>> start Information given

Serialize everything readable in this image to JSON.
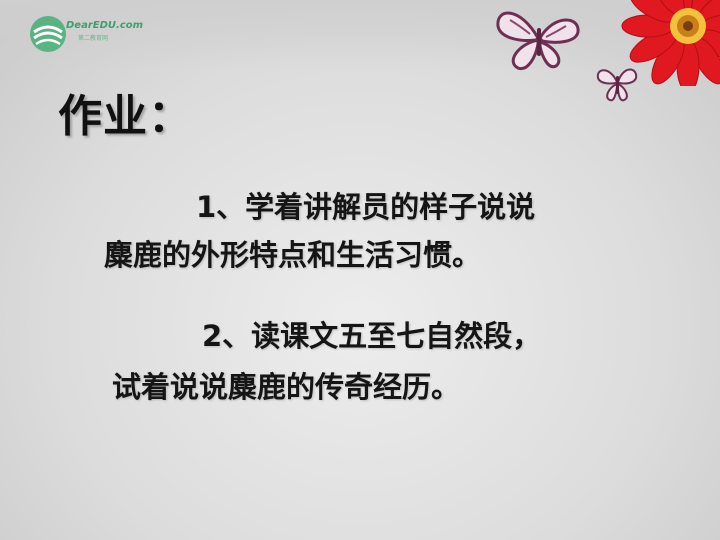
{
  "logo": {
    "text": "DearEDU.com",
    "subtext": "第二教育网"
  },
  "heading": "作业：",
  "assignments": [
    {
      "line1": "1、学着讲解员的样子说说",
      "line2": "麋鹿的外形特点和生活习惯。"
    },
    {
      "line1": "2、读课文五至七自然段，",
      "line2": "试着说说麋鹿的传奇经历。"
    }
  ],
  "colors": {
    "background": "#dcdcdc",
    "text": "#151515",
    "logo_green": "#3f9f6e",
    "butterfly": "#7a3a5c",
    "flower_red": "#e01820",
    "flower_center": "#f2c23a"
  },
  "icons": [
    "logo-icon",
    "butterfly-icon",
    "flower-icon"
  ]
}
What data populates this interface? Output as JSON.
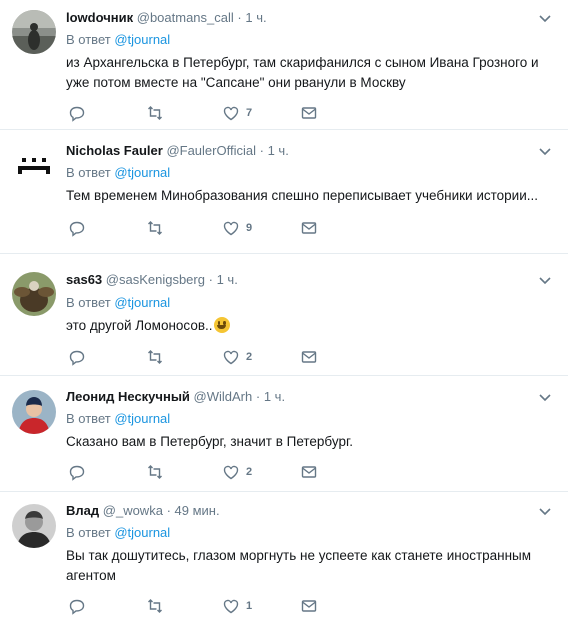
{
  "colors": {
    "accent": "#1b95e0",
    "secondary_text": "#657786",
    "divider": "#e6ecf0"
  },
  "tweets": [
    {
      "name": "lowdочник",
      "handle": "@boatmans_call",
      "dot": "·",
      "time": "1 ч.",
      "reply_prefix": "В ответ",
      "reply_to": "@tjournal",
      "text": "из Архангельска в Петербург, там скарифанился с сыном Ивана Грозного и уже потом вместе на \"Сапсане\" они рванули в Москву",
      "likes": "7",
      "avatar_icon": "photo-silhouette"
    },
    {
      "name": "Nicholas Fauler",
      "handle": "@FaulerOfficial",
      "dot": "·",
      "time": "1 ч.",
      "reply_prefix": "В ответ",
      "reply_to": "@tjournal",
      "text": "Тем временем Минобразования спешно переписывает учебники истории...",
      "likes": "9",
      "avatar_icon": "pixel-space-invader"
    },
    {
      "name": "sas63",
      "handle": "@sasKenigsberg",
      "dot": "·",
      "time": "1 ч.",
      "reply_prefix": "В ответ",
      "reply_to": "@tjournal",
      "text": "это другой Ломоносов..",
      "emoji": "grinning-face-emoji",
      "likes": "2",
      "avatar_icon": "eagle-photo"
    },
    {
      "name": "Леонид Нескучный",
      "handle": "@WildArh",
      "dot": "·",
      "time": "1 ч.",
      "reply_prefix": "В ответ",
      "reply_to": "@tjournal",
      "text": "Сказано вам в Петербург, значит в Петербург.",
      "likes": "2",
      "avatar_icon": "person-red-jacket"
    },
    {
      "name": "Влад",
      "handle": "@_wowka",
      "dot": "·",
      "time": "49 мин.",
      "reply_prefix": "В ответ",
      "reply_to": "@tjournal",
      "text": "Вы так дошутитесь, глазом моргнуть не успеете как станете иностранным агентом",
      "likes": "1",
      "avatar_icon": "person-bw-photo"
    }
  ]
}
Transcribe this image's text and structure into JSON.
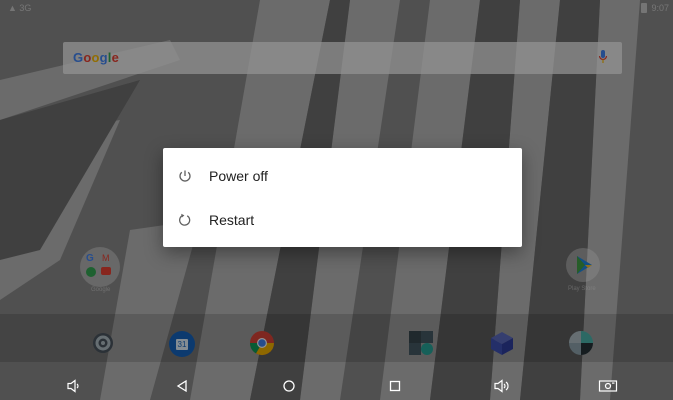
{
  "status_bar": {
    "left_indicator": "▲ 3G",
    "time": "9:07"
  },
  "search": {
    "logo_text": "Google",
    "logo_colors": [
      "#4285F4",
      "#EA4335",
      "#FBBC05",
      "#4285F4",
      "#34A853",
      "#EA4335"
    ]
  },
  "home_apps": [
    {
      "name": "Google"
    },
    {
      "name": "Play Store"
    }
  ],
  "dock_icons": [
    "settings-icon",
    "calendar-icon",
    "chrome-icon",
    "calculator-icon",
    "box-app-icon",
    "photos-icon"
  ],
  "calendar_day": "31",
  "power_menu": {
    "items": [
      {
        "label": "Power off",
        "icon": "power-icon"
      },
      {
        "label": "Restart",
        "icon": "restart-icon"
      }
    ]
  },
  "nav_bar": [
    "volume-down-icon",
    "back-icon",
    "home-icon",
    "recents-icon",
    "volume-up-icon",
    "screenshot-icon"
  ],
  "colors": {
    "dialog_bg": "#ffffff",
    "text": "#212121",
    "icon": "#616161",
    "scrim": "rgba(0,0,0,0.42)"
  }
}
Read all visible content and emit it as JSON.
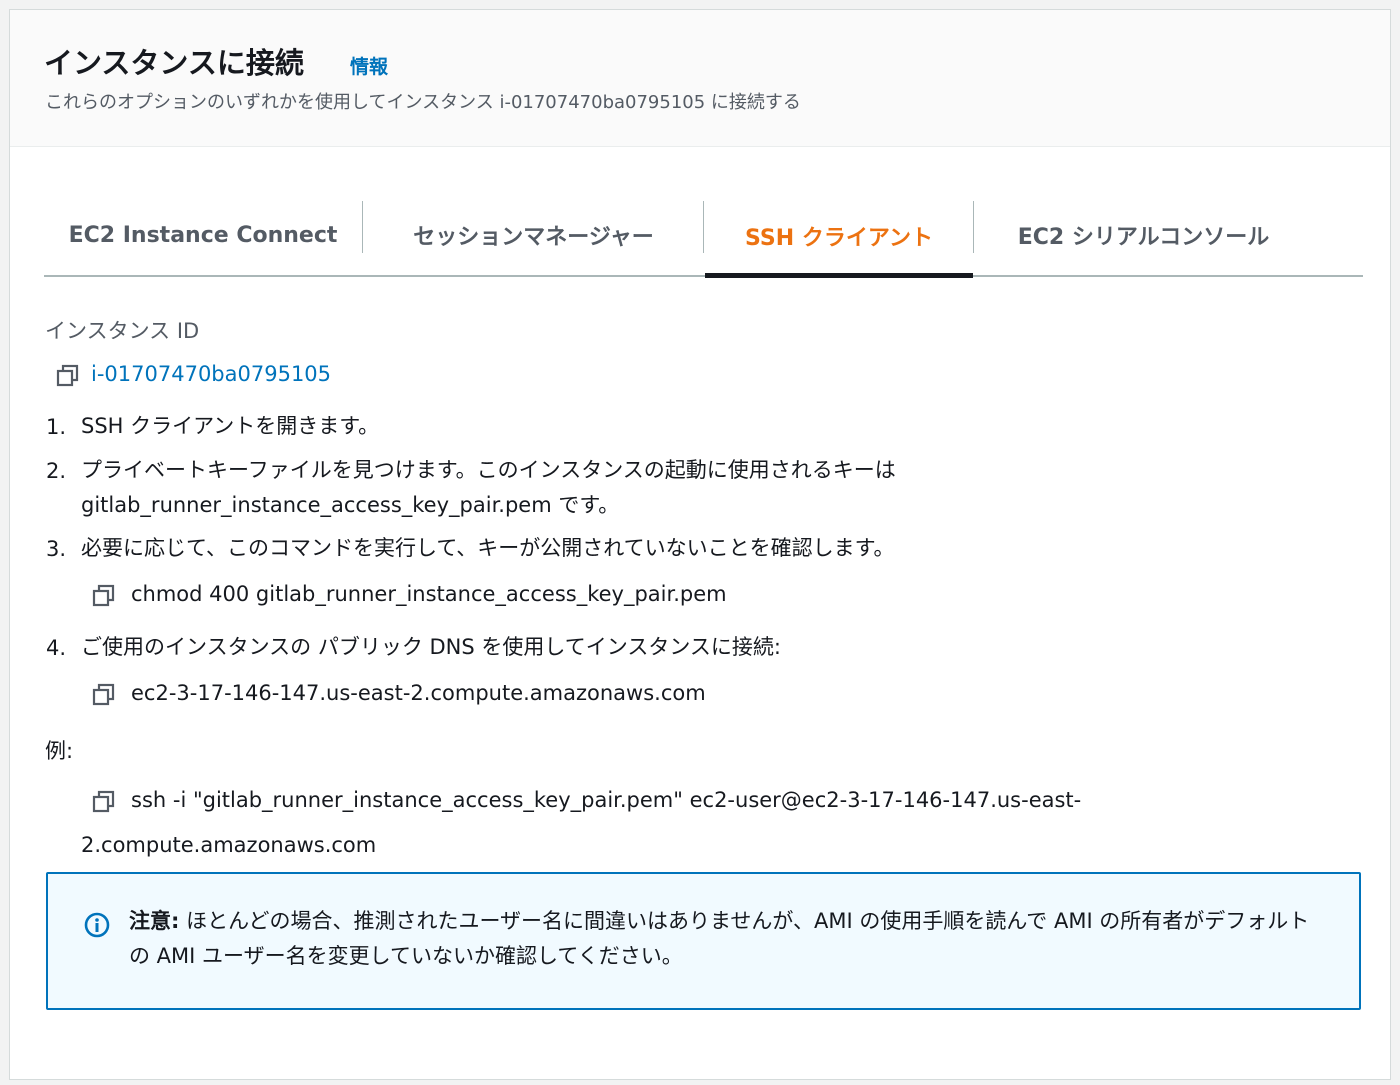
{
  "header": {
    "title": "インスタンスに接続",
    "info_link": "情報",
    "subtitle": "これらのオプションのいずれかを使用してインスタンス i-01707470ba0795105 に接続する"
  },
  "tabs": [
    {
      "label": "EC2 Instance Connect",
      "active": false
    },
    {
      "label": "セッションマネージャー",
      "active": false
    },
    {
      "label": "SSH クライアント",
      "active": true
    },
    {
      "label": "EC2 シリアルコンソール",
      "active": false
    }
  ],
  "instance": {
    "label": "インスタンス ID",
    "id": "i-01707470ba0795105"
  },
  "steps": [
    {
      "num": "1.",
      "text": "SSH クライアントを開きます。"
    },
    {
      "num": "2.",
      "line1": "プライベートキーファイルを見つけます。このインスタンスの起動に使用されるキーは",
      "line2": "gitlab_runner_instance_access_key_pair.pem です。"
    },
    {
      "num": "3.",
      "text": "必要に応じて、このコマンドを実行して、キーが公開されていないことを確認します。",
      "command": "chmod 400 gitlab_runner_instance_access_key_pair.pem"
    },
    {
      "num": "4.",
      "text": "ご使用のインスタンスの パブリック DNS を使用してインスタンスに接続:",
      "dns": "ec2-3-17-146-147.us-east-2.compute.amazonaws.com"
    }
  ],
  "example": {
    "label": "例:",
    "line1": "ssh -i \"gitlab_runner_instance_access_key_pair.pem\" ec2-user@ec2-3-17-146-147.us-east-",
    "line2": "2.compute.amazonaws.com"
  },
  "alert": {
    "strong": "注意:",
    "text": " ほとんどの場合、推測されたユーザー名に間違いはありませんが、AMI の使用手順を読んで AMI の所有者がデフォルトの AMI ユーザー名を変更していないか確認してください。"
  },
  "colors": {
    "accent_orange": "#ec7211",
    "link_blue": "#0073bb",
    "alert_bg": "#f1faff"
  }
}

>> end Information given

» **Task instructions**: Reproduce every line exactly and omit all pictures.

» **Response**:
Serialize everything readable in this image to JSON.
{
  "logo": {
    "text": "DearEDU.com",
    "subtext": "第二教育网"
  },
  "heading": "作业：",
  "assignments": [
    {
      "line1": "1、学着讲解员的样子说说",
      "line2": "麋鹿的外形特点和生活习惯。"
    },
    {
      "line1": "2、读课文五至七自然段，",
      "line2": "试着说说麋鹿的传奇经历。"
    }
  ],
  "colors": {
    "background": "#dcdcdc",
    "text": "#151515",
    "logo_green": "#3f9f6e",
    "butterfly": "#7a3a5c",
    "flower_red": "#e01820",
    "flower_center": "#f2c23a"
  },
  "icons": [
    "logo-icon",
    "butterfly-icon",
    "flower-icon"
  ]
}
What data populates this interface? Output as JSON.
{
  "colors": {
    "accent": "#1b95e0",
    "secondary_text": "#657786",
    "divider": "#e6ecf0"
  },
  "tweets": [
    {
      "name": "lowdочник",
      "handle": "@boatmans_call",
      "dot": "·",
      "time": "1 ч.",
      "reply_prefix": "В ответ",
      "reply_to": "@tjournal",
      "text": "из Архангельска в Петербург, там скарифанился с сыном Ивана Грозного и уже потом вместе на \"Сапсане\" они рванули в Москву",
      "likes": "7",
      "avatar_icon": "photo-silhouette"
    },
    {
      "name": "Nicholas Fauler",
      "handle": "@FaulerOfficial",
      "dot": "·",
      "time": "1 ч.",
      "reply_prefix": "В ответ",
      "reply_to": "@tjournal",
      "text": "Тем временем Минобразования спешно переписывает учебники истории...",
      "likes": "9",
      "avatar_icon": "pixel-space-invader"
    },
    {
      "name": "sas63",
      "handle": "@sasKenigsberg",
      "dot": "·",
      "time": "1 ч.",
      "reply_prefix": "В ответ",
      "reply_to": "@tjournal",
      "text": "это другой Ломоносов..",
      "emoji": "grinning-face-emoji",
      "likes": "2",
      "avatar_icon": "eagle-photo"
    },
    {
      "name": "Леонид Нескучный",
      "handle": "@WildArh",
      "dot": "·",
      "time": "1 ч.",
      "reply_prefix": "В ответ",
      "reply_to": "@tjournal",
      "text": "Сказано вам в Петербург, значит в Петербург.",
      "likes": "2",
      "avatar_icon": "person-red-jacket"
    },
    {
      "name": "Влад",
      "handle": "@_wowka",
      "dot": "·",
      "time": "49 мин.",
      "reply_prefix": "В ответ",
      "reply_to": "@tjournal",
      "text": "Вы так дошутитесь, глазом моргнуть не успеете как станете иностранным агентом",
      "likes": "1",
      "avatar_icon": "person-bw-photo"
    }
  ]
}
Transcribe this image's text and structure into JSON.
{
  "status_bar": {
    "left_indicator": "▲ 3G",
    "time": "9:07"
  },
  "search": {
    "logo_text": "Google",
    "logo_colors": [
      "#4285F4",
      "#EA4335",
      "#FBBC05",
      "#4285F4",
      "#34A853",
      "#EA4335"
    ]
  },
  "home_apps": [
    {
      "name": "Google"
    },
    {
      "name": "Play Store"
    }
  ],
  "dock_icons": [
    "settings-icon",
    "calendar-icon",
    "chrome-icon",
    "calculator-icon",
    "box-app-icon",
    "photos-icon"
  ],
  "calendar_day": "31",
  "power_menu": {
    "items": [
      {
        "label": "Power off",
        "icon": "power-icon"
      },
      {
        "label": "Restart",
        "icon": "restart-icon"
      }
    ]
  },
  "nav_bar": [
    "volume-down-icon",
    "back-icon",
    "home-icon",
    "recents-icon",
    "volume-up-icon",
    "screenshot-icon"
  ],
  "colors": {
    "dialog_bg": "#ffffff",
    "text": "#212121",
    "icon": "#616161",
    "scrim": "rgba(0,0,0,0.42)"
  }
}
Read all visible content and emit it as JSON.
{
  "header": {
    "title": "インスタンスに接続",
    "info_link": "情報",
    "subtitle": "これらのオプションのいずれかを使用してインスタンス i-01707470ba0795105 に接続する"
  },
  "tabs": [
    {
      "label": "EC2 Instance Connect",
      "active": false
    },
    {
      "label": "セッションマネージャー",
      "active": false
    },
    {
      "label": "SSH クライアント",
      "active": true
    },
    {
      "label": "EC2 シリアルコンソール",
      "active": false
    }
  ],
  "instance": {
    "label": "インスタンス ID",
    "id": "i-01707470ba0795105"
  },
  "steps": [
    {
      "num": "1.",
      "text": "SSH クライアントを開きます。"
    },
    {
      "num": "2.",
      "line1": "プライベートキーファイルを見つけます。このインスタンスの起動に使用されるキーは",
      "line2": "gitlab_runner_instance_access_key_pair.pem です。"
    },
    {
      "num": "3.",
      "text": "必要に応じて、このコマンドを実行して、キーが公開されていないことを確認します。",
      "command": "chmod 400 gitlab_runner_instance_access_key_pair.pem"
    },
    {
      "num": "4.",
      "text": "ご使用のインスタンスの パブリック DNS を使用してインスタンスに接続:",
      "dns": "ec2-3-17-146-147.us-east-2.compute.amazonaws.com"
    }
  ],
  "example": {
    "label": "例:",
    "line1": "ssh -i \"gitlab_runner_instance_access_key_pair.pem\" ec2-user@ec2-3-17-146-147.us-east-",
    "line2": "2.compute.amazonaws.com"
  },
  "alert": {
    "strong": "注意:",
    "text": " ほとんどの場合、推測されたユーザー名に間違いはありませんが、AMI の使用手順を読んで AMI の所有者がデフォルトの AMI ユーザー名を変更していないか確認してください。"
  },
  "colors": {
    "accent_orange": "#ec7211",
    "link_blue": "#0073bb",
    "alert_bg": "#f1faff"
  }
}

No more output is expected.